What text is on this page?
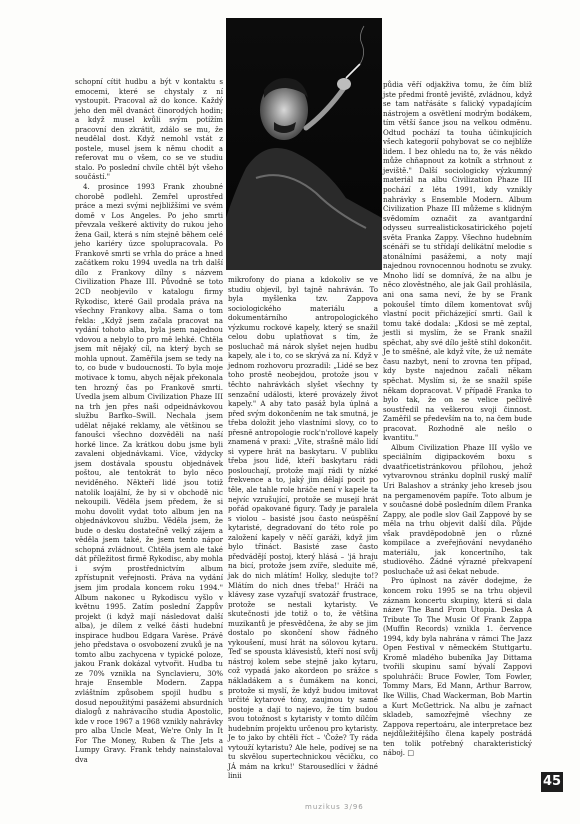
schopní cítit hudbu a být v kontaktu s emocemi, které se chystaly z ní vystoupit. Pracoval až do konce. Každý jeho den měl dvanáct činorodých hodin; a když musel kvůli svým potížím pracovní den zkrátit, zdálo se mu, že neudělal dost. Když nemohl vstát z postele, musel jsem k němu chodit a referovat mu o všem, co se ve studiu stalo. Po poslední chvíle chtěl být všeho součástí."

4. prosince 1993 Frank zhoubné chorobě podlehl. Zemřel uprostřed práce a mezi svými nejbližšími ve svém domě v Los Angeles. Po jeho smrti převzala veškeré aktivity do rukou jeho žena Gail, která s ním stejně během celé jeho kariéry úzce spolupracovala. Po Frankově smrti se vrhla do práce a hned začátkem roku 1994 uvedla na trh další dílo z Frankovy dílny s názvem Civilization Phaze III. Původně se toto 2CD neobjevilo v katalogu firmy Rykodisc, které Gail prodala práva na všechny Frankovy alba. Sama o tom řekla: „Když jsem začala pracovat na vydání tohoto alba, byla jsem najednou vdovou a nebylo to pro mě lehké. Chtěla jsem mít nějaký cíl, na který bych se mohla upnout. Zaměřila jsem se tedy na to, co bude v budoucnosti. To byla moje motivace k tomu, abych nějak překonala ten hrozný čas po Frankově smrti. Uvedla jsem album Civilization Phaze III na trh jen přes naši odpeidnávkovou službu Barfko–Swill. Nechala jsem udělat nějaké reklamy, ale většinou se fanoušci všechno dozvěděli na naší horké lince. Za krátkou dobu jsme byli zavaleni objednávkami. Více, vždycky jsem dostávala spoustu objednávek poštou, ale tentokrát to bylo něco neviděného. Někteří lidé jsou totiž natolik loajální, že by si v obchodě nic nekoupili. Věděla jsem předem, že si mohu dovolit vydat toto album jen na objednávkovou službu. Věděla jsem, že bude o desku dostatečně velký zájem a věděla jsem také, že jsem tento nápor schopná zvládnout. Chtěla jsem ale také dát příležitost firmě Rykodisc, aby mohla i svým prostřednictvím album zpřístupnit veřejnosti. Práva na vydání jsem jim prodala koncem roku 1994." Album nakonec u Rykodiscu vyšlo v květnu 1995. Zatím poslední Zappův projekt (i když mají následovat další alba), je dílem z velké části hudební inspirace hudbou Edgara Varèse. Právě jeho představa o osvobození zvuků je na tomto albu zachycena v typické poloze, jakou Frank dokázal vytvořit. Hudba tu ze 70% vznikla na Synclavieru, 30% hraje Ensemble Modern. Zappa zvláštním způsobem spojil hudbu s dosud nepoužitými pasážemi absurdních dialogů z nahrávacího studia Apostolic, kde v roce 1967 a 1968 vznikly nahrávky pro alba Uncle Meat, We're Only In It For The Money, Ruben & The Jets a Lumpy Gravy. Frank tehdy nainstaloval dva

mikrofony do piana a kdokoliv se ve studiu objevil, byl tajně nahráván. To byla myšlenka tzv. Zappova sociologického materiálu a dokumentárního antropologického výzkumu rockové kapely, který se snažil celou dobu uplatňovat s tím, že posluchač má nárok slyšet nejen hudbu kapely, ale i to, co se skrývá za ní. Když v jednom rozhovoru prozradil: „Lidé se bez toho prostě neobejdou, protože jsou v těchto nahrávkách slyšet všechny ty senzační události, které provázely život kapely." A aby tato pasáž byla úplná a před svým dokončením ne tak smutná, je třeba doložit jeho vlastními slovy, co to přesně antropologie rock'n'rollové kapely znamená v praxi: „Víte, strašně málo lidí si vypere hrát na baskytaru. V publiku třeba jsou lidé, kteří baskytaru rádi poslouchají, protože mají rádi ty nízké frekvence a to, jaký jim dělají pocit po těle, ale tahle role hráče není v kapele ta nejvíc vzrušující, protože se musejí hrát pořád opakované figury. Tady je paralela s violou – basisté jsou často neúspěšní kytaristé, degradovaní do této role po založení kapely v něčí garáži, když jim bylo třináct. Basisté zase často předvádějí postoj, který hlásá – 'já hraju na bicí, protože jsem zvíře, sleduite mě, jak do nich mlátím! Holky, sledujte to!? Mlátím do nich dnes třeba!' Hráči na klávesy zase vyzařují svatozář frustrace, protože se nestali kytaristy. Ve skutečnosti jde totiž o to, že většina muzikantů je přesvědčena, že aby se jim dostalo po skončení show řádného vykoušení, musí hrát na sólovou kytaru. Teď se spousta klávesistů, kteří nosí svůj nástroj kolem sebe stejně jako kytaru, což vypadá jako akordeon po srážce s nákladákem a s čumákem na konci, protože si myslí, že když budou imitovat určité kytarové tóny, zaujmou ty samé postoje a dají to najevo, že tím budou svou totožnost s kytaristy v tomto dílčím hudebním projektu určenou pro kytaristy. Je to jako by chtěli říct – 'Čože? Ty ráda vytouží kytaristu? Ale hele, podívej se na tu skvělou supertechnickou věcičku, co JÁ mám na krku!' Starousedlíci v žádné linii

půdia věří odjakživa tomu, že čím blíž jste předmi frontě jeviště, zvládnou, když se tam natřásáte s falický vypadajícím nástrojem a osvětlení modrým bodákem, tím větší šance jsou na velkou odměnu. Odtud pochází ta touha účinkujících všech kategorií pohybovat se co nejblíže lidem. I bez ohledu na to, že vás někdo může chňapnout za kotník a strhnout z jeviště." Další sociologicky výzkumný materiál na albu Civilization Phaze III pochází z léta 1991, kdy vznikly nahrávky s Ensemble Modern. Album Civilization Phaze III můžeme s klidným svědomím označit za avantgardní odysseu surrealistickosatirického pojetí světa Franka Zappy. Všechno hudebním scénáři se tu střídají delikátní melodie s atonálními pasážemi, a noty mají najednou rovnocennou hodnotu se zvuky. Mnoho lidí se domnívá, že na albu je něco zlověstného, ale jak Gail prohlásila, ani ona sama neví, že by se Frank pokoušel tímto dílem komentovat svůj vlastní pocit přicházející smrti. Gail k tomu také dodala: „Kdosi se mě zeptal, jestli si myslím, že se Frank snažil spěchat, aby své dílo ještě stihl dokončit. Je to směšné, ale když víte, že už nemáte času nazbyt, není to zrovna ten případ, kdy byste najednou začali někam spěchat. Myslím si, že se snažil spíše někam dopracovat. V případě Franka to bylo tak, že on se velice pečlivě soustředil na veškerou svoji činnost. Zaměřil se především na to, na čem bude pracovat. Rozhodně ale nešlo o kvantitu."

Album Civilization Phaze III vyšlo ve speciálním digipackovém boxu s dvaatřicetistránkovou přílohou, jehož vytvarovnou stránku doplnil ruský malíř Uri Balashov a stránky jeho kreseb jsou na pergamenovém papíře. Toto album je v současné době posledním dílem Franka Zappy, ale podle slov Gail Zappové by se měla na trhu objevit další díla. Půjde však pravděpodobně jen o různé kompilace a zveřejňování nevydaného materiálu, jak koncertního, tak studiového. Žádné výrazné překvapení posluchače už asi čekat nebude.

Pro úplnost na závěr dodejme, že koncem roku 1995 se na trhu objevil záznam koncertu skupiny, která si dala název The Band From Utopia. Deska A Tribute To The Music Of Frank Zappa (Muffin Records) vznikla 1. července 1994, kdy byla nahrána v rámci The Jazz Open Festival v německém Stuttgartu. Kromě mladého bubeníka Jay Dittama tvořili skupinu samí bývalí Zappovi spoluhráči: Bruce Fowler, Tom Fowler, Tommy Mars, Ed Mann, Arthur Barrow, Ike Willis, Chad Wackerman, Bob Martin a Kurt McGettrick. Na albu je zařnact skladeb, samozřejmě všechny ze Zappova repertoáru, ale interpretace bez nejdůležitějšího člena kapely postrádá ten tolik potřebný charakteristický náboj. □

muzikus 3/96
45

========================================

Search the records for the string "trhu" and return every line in which it occurs.

[The output]:
Album Civilization Phaze III vyšlo ve speciálním digipackovém boxu s dvaatřicetistránkovou přílohou, jehož vytvarovnou stránku doplnil ruský malíř Uri Balashov a stránky jeho kreseb jsou na pergamenovém papíře. Toto album je v současné době posledním dílem Franka Zappy, ale podle slov Gail Zappové by se měla na trhu objevit další díla. Půjde však pravděpodobně jen o různé kompilace a zveřejňování nevydaného materiálu, jak koncertního, tak studiového. Žádné výrazné překvapení posluchače už asi čekat nebude.
Pro úplnost na závěr dodejme, že koncem roku 1995 se na trhu objevil záznam koncertu skupiny, která si dala název The Band From Utopia. Deska A Tribute To The Music Of Frank Zappa (Muffin Records) vznikla 1. července 1994, kdy byla nahrána v rámci The Jazz Open Festival v německém Stuttgartu. Kromě mladého bubeníka Jay Dittama tvořili skupinu samí bývalí Zappovi spoluhráči: Bruce Fowler, Tom Fowler, Tommy Mars, Ed Mann, Arthur Barrow, Ike Willis, Chad Wackerman, Bob Martin a Kurt McGettrick. Na albu je zařnact skladeb, samozřejmě všechny ze Zappova repertoáru, ale interpretace bez nejdůležitějšího člena kapely postrádá ten tolik potřebný charakteristický náboj. □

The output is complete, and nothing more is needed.